* Stored data *
>>>

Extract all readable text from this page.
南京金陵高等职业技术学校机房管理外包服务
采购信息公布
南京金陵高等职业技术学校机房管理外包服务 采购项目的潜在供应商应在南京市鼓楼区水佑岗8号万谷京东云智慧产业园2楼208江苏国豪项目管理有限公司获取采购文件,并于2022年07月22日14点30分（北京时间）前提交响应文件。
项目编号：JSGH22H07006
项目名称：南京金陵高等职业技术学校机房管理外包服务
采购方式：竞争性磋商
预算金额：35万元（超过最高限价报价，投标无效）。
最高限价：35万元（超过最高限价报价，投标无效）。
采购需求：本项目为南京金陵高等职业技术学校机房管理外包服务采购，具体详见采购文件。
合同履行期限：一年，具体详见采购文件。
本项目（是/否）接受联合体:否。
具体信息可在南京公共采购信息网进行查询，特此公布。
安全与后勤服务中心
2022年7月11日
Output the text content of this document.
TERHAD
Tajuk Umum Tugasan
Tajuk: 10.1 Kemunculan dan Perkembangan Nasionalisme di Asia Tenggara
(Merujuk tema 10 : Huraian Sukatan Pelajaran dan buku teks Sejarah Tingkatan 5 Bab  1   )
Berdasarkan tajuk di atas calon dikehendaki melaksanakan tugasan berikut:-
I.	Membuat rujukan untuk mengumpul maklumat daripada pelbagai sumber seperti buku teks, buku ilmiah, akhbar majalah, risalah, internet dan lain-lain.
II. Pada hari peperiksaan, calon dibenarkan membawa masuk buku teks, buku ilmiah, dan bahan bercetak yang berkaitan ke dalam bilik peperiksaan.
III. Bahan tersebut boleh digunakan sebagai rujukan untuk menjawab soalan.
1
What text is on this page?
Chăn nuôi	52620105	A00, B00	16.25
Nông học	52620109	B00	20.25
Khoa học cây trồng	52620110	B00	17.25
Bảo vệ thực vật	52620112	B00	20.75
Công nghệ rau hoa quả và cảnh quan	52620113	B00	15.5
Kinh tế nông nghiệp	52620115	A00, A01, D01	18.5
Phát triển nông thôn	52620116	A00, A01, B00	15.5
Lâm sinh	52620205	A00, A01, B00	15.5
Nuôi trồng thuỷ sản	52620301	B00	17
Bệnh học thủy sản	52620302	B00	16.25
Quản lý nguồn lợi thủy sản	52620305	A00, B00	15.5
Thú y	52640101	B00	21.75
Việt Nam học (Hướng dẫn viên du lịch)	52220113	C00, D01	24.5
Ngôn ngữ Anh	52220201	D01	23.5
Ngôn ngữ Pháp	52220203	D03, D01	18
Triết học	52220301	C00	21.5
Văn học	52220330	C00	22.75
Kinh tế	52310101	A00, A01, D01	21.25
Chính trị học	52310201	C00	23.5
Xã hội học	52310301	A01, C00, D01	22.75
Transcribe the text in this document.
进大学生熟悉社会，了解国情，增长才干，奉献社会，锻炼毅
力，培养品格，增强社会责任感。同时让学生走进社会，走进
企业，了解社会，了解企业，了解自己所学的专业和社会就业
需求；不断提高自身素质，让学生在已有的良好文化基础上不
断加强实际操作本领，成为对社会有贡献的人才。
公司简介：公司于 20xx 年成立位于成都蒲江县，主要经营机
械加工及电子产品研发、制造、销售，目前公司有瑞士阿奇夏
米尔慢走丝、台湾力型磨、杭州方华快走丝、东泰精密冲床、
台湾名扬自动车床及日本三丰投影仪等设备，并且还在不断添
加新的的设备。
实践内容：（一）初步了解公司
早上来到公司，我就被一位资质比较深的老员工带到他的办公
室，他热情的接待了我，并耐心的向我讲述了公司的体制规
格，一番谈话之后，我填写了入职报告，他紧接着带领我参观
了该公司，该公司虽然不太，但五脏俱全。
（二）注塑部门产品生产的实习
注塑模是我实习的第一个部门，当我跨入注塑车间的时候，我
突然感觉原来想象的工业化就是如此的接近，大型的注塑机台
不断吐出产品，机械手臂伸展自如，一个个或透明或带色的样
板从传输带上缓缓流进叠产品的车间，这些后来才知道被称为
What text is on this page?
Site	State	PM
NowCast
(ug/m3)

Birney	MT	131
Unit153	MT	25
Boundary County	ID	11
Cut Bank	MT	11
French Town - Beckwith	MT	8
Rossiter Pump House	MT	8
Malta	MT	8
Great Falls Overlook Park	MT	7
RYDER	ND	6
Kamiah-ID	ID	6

<<<

* Your goal *
Find the number of lines in which the word "document" occurs, and write nothing but that number.

* Expected output *
2